▶ _Exercise aim_
Swap "Adults" for "Grown-ups" in the rows starting at the first row and ending at the row that contains "section-heading: AIDS-related deaths". Give back only those rows, with everything else left as it is.

--- start of Data for processing ---

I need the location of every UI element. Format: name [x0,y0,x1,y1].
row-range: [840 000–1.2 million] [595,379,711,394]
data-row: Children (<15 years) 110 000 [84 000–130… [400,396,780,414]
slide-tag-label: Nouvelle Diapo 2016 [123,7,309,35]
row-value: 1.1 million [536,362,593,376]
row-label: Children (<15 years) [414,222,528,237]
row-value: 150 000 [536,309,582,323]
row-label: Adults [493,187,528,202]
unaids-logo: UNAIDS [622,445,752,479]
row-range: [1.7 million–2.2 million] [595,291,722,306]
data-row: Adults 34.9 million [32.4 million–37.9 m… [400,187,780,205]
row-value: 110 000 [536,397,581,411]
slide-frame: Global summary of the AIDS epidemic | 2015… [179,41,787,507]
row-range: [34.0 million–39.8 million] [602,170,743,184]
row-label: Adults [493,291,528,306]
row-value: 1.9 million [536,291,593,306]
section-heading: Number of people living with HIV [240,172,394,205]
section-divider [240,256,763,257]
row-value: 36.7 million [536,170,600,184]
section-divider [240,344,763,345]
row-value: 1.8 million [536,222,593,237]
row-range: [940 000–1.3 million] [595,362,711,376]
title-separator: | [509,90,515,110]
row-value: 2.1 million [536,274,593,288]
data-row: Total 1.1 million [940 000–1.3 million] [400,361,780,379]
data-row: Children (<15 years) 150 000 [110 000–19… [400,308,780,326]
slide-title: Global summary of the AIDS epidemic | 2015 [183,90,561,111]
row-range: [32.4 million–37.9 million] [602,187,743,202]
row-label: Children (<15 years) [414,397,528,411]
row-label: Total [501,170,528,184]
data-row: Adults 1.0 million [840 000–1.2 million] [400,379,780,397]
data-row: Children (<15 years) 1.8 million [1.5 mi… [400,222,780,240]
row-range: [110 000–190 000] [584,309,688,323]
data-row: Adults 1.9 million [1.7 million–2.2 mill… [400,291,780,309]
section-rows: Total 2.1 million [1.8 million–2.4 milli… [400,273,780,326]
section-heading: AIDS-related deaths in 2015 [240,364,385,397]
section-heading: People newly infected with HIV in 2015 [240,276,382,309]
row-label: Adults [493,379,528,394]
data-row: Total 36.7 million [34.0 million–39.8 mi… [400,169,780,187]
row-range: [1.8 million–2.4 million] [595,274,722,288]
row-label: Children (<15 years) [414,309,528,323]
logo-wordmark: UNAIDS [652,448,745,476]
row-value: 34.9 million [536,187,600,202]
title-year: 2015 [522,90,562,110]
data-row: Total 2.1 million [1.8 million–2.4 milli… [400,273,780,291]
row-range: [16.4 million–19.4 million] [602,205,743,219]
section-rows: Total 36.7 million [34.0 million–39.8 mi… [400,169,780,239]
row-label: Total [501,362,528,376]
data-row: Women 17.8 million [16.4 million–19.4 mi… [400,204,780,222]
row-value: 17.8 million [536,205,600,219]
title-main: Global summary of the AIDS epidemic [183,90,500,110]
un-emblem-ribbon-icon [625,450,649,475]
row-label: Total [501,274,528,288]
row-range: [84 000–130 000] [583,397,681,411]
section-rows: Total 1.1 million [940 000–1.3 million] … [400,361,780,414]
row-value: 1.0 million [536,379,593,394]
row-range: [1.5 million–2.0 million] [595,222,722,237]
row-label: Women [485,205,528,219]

--- end of Data for processing ---

▶ _Finished task_
I need the location of every UI element. Format: name [x0,y0,x1,y1].
row-range: [840 000–1.2 million] [595,379,711,394]
data-row: Children (<15 years) 110 000 [84 000–130… [400,396,780,414]
slide-tag-label: Nouvelle Diapo 2016 [123,7,309,35]
row-value: 1.1 million [536,362,593,376]
row-label: Children (<15 years) [414,222,528,237]
row-value: 150 000 [536,309,582,323]
row-label: Grown-ups [493,187,528,202]
unaids-logo: UNAIDS [622,445,752,479]
row-range: [1.7 million–2.2 million] [595,291,722,306]
data-row: Grown-ups 34.9 million [32.4 million–37.9 m… [400,187,780,205]
row-value: 110 000 [536,397,581,411]
slide-frame: Global summary of the AIDS epidemic | 2015… [179,41,787,507]
row-range: [34.0 million–39.8 million] [602,170,743,184]
row-label: Grown-ups [493,291,528,306]
row-value: 1.9 million [536,291,593,306]
section-heading: Number of people living with HIV [240,172,394,205]
section-divider [240,256,763,257]
row-value: 36.7 million [536,170,600,184]
section-divider [240,344,763,345]
row-value: 1.8 million [536,222,593,237]
row-range: [940 000–1.3 million] [595,362,711,376]
title-separator: | [509,90,515,110]
row-value: 2.1 million [536,274,593,288]
data-row: Total 1.1 million [940 000–1.3 million] [400,361,780,379]
data-row: Children (<15 years) 150 000 [110 000–19… [400,308,780,326]
slide-title: Global summary of the AIDS epidemic | 2015 [183,90,561,111]
row-range: [32.4 million–37.9 million] [602,187,743,202]
row-label: Children (<15 years) [414,397,528,411]
row-label: Total [501,170,528,184]
data-row: Grown-ups 1.0 million [840 000–1.2 million] [400,379,780,397]
data-row: Children (<15 years) 1.8 million [1.5 mi… [400,222,780,240]
row-range: [110 000–190 000] [584,309,688,323]
data-row: Grown-ups 1.9 million [1.7 million–2.2 mill… [400,291,780,309]
section-rows: Total 2.1 million [1.8 million–2.4 milli… [400,273,780,326]
section-heading: AIDS-related deaths in 2015 [240,364,385,397]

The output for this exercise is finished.